◆ **YOUR TASK**
All the records that follow need to be reproduced exactly. Omit the images.

-=-=-

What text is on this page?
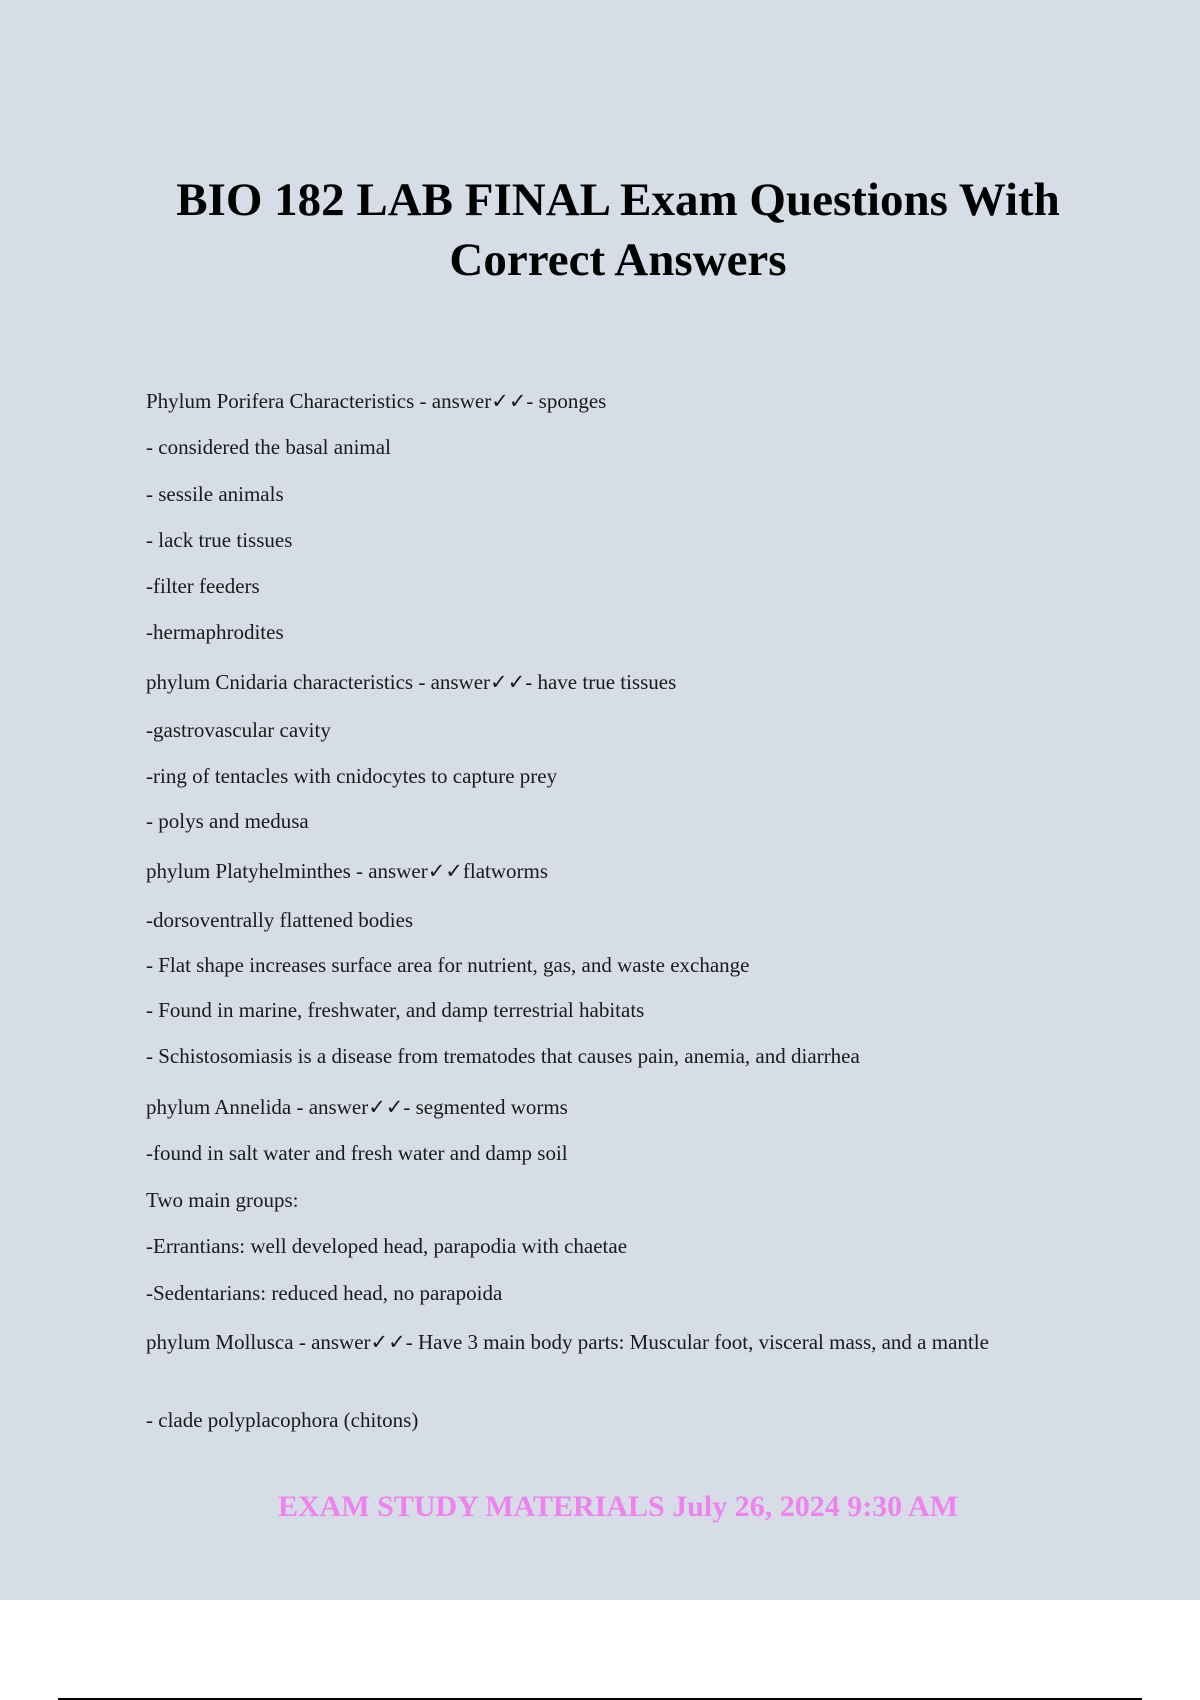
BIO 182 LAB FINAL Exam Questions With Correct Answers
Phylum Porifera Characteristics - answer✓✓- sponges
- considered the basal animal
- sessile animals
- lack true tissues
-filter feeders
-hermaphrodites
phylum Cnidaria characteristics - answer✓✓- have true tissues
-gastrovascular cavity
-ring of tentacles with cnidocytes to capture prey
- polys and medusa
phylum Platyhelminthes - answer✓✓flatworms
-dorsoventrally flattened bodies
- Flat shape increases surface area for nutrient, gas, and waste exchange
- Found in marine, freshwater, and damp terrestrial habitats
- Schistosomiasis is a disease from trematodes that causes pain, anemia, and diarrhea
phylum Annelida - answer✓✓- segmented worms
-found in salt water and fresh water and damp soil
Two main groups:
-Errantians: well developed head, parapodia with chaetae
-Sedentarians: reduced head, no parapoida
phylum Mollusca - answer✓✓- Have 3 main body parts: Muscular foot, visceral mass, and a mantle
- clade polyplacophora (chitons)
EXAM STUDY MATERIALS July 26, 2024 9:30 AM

-=-=-

◆ **WRITTEN ANSWER**
What text is on this page?
BIO 182 LAB FINAL Exam Questions With Correct Answers
Phylum Porifera Characteristics - answer✓✓- sponges
- considered the basal animal
- sessile animals
- lack true tissues
-filter feeders
-hermaphrodites
phylum Cnidaria characteristics - answer✓✓- have true tissues
-gastrovascular cavity
-ring of tentacles with cnidocytes to capture prey
- polys and medusa
phylum Platyhelminthes - answer✓✓flatworms
-dorsoventrally flattened bodies
- Flat shape increases surface area for nutrient, gas, and waste exchange
- Found in marine, freshwater, and damp terrestrial habitats
- Schistosomiasis is a disease from trematodes that causes pain, anemia, and diarrhea
phylum Annelida - answer✓✓- segmented worms
-found in salt water and fresh water and damp soil
Two main groups:
-Errantians: well developed head, parapodia with chaetae
-Sedentarians: reduced head, no parapoida
phylum Mollusca - answer✓✓- Have 3 main body parts: Muscular foot, visceral mass, and a mantle
- clade polyplacophora (chitons)
EXAM STUDY MATERIALS July 26, 2024 9:30 AM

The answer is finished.